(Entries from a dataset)
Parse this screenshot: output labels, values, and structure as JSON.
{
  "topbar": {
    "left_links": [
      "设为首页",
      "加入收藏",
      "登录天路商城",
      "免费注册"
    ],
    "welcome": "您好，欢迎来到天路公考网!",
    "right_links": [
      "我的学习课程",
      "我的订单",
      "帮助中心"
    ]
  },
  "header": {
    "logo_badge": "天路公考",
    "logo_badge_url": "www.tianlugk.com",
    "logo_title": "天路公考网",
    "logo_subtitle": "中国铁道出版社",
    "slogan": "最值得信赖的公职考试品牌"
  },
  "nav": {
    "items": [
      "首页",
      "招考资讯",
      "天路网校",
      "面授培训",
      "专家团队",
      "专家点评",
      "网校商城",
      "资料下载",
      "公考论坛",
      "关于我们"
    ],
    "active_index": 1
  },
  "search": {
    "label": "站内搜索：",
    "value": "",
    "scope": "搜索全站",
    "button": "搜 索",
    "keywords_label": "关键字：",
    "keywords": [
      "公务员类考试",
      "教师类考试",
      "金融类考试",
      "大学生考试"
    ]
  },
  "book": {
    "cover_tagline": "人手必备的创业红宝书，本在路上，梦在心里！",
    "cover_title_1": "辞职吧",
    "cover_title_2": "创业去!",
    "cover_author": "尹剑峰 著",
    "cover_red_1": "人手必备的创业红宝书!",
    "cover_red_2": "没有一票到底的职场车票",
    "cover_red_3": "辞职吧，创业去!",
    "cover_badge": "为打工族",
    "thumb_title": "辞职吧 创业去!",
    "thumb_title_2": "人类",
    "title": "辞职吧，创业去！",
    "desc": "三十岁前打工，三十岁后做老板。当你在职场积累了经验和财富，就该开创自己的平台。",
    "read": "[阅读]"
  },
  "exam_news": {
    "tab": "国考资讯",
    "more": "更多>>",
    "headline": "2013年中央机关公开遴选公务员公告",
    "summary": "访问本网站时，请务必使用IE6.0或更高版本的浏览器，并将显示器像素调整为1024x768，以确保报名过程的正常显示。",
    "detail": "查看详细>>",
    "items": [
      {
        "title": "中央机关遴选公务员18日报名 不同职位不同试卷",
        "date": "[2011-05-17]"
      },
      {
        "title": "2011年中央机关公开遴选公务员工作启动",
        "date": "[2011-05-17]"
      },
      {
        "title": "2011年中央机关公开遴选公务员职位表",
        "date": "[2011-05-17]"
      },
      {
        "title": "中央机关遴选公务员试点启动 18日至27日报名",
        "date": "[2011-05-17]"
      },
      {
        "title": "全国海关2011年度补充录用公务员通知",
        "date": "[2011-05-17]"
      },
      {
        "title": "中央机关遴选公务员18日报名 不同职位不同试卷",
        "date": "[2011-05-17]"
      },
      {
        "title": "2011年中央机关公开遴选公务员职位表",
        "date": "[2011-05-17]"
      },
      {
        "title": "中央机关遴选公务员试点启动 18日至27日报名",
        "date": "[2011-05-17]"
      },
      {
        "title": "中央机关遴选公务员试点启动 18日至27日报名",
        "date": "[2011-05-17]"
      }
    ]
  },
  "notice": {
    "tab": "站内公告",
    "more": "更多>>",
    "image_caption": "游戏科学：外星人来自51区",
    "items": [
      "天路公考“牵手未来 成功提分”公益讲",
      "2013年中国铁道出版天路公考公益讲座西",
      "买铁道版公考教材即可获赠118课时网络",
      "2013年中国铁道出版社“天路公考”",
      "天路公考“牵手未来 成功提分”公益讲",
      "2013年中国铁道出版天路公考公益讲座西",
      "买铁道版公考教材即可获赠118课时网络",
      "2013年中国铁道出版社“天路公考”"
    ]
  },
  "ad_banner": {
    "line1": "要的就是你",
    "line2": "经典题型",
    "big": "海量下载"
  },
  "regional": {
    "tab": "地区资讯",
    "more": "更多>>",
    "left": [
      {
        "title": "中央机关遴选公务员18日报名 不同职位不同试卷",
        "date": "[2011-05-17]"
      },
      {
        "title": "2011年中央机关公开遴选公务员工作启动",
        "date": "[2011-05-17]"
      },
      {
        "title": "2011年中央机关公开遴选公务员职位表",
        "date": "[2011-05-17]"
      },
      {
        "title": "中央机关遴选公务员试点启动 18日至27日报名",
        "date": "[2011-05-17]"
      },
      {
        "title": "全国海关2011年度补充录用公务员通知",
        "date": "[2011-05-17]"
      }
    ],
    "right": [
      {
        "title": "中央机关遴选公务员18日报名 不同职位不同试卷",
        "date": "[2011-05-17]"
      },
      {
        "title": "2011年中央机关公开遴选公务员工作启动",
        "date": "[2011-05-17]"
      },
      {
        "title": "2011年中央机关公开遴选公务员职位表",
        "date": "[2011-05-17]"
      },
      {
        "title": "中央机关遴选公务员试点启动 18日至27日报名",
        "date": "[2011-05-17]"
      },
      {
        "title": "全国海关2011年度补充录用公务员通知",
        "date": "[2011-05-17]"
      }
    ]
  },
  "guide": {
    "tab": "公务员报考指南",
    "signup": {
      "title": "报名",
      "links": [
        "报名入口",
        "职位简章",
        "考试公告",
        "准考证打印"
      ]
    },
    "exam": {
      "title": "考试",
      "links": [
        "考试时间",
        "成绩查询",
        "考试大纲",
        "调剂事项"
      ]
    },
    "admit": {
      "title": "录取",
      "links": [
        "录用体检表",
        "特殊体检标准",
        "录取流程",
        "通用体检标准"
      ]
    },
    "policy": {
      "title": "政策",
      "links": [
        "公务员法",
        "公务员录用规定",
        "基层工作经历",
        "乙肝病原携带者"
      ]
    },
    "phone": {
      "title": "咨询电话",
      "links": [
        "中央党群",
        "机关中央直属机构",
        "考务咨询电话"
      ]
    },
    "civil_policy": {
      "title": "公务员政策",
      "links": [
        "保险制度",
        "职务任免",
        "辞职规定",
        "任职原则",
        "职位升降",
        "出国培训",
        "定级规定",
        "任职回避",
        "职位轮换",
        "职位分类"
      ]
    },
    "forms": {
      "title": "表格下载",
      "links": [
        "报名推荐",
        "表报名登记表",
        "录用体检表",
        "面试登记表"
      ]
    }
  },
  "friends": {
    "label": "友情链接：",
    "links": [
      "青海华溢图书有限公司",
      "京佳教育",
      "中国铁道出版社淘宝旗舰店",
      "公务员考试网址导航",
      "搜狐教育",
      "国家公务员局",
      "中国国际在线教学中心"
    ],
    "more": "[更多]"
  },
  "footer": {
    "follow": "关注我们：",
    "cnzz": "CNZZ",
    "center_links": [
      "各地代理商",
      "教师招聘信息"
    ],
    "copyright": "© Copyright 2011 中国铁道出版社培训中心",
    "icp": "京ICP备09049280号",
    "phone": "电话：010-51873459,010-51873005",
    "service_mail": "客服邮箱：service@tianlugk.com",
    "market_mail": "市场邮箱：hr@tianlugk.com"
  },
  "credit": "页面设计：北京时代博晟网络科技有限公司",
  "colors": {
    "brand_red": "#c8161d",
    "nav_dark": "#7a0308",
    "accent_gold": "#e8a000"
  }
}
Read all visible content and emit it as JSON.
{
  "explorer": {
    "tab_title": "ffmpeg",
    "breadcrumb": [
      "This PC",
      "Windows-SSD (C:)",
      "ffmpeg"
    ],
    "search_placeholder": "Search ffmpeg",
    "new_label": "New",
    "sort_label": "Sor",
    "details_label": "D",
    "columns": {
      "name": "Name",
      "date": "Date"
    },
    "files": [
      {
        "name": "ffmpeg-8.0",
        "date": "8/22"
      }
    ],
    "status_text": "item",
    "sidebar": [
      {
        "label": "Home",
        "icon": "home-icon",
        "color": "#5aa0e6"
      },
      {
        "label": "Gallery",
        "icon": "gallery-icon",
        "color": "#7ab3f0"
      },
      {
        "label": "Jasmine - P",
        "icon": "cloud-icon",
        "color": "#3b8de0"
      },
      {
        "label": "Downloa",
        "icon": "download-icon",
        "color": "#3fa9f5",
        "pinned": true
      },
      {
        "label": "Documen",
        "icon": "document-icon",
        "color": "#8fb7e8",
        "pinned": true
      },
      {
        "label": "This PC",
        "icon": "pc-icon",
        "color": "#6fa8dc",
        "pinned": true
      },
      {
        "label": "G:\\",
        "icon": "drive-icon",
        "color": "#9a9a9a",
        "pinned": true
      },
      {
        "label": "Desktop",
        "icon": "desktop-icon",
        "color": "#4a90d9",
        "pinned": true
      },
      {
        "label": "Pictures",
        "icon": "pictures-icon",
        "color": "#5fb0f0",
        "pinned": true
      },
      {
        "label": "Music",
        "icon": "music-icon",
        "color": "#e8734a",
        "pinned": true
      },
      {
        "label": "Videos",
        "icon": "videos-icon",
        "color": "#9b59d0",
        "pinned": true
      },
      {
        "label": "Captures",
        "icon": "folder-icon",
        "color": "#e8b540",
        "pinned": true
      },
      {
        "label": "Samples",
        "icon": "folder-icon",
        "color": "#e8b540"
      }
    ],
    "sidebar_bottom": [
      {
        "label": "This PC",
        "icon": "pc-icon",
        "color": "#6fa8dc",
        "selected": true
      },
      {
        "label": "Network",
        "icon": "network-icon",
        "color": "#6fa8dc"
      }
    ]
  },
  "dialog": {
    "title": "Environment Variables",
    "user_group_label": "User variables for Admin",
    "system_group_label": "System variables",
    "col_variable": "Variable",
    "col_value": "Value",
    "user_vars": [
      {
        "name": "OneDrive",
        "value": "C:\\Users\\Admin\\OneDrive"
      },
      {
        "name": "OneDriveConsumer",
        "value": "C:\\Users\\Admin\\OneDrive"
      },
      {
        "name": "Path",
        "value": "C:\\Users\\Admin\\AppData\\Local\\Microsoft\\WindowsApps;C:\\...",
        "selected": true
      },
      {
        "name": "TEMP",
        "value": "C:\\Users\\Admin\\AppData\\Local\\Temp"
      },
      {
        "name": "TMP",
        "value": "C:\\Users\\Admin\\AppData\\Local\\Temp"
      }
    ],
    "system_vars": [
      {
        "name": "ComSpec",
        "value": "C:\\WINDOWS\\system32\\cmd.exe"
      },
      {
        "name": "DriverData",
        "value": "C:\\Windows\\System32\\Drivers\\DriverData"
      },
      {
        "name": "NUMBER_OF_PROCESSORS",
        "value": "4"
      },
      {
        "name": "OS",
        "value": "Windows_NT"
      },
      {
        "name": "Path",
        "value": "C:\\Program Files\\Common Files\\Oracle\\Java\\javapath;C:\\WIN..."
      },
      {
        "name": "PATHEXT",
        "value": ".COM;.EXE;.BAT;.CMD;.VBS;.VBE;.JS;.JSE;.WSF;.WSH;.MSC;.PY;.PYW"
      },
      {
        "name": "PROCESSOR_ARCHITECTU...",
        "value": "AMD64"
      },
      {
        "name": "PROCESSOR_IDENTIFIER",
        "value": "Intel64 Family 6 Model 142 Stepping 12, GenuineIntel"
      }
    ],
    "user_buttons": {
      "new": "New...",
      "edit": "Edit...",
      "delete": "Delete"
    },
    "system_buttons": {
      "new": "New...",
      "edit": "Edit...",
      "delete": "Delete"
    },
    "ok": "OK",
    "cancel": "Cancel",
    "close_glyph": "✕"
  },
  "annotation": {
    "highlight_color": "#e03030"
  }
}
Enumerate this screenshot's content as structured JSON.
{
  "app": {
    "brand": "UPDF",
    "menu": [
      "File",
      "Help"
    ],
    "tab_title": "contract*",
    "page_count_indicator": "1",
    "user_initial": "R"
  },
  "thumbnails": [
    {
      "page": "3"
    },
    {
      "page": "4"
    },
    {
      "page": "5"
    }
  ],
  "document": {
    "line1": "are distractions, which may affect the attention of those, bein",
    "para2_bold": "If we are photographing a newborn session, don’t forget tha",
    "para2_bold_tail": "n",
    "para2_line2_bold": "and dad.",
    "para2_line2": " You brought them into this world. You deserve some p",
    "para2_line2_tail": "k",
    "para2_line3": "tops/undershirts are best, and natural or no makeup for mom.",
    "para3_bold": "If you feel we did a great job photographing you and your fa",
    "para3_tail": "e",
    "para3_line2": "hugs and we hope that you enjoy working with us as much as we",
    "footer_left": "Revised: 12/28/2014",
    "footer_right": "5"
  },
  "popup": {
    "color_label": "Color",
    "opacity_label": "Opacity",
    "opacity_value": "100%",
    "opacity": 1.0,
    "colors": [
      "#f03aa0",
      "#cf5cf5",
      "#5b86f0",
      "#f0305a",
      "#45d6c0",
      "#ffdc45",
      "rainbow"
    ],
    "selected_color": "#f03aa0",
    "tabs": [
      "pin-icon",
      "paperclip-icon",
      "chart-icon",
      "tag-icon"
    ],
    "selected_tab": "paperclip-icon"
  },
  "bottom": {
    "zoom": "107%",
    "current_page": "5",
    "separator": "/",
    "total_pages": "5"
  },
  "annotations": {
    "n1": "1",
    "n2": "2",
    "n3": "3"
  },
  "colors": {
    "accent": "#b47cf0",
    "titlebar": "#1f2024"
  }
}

• [Your instructions] Pick out every line with the string "content" and copy it.

• [Answer to this problem]
Read all visible content and emit it as JSON.
Enumerate this screenshot's content as structured JSON.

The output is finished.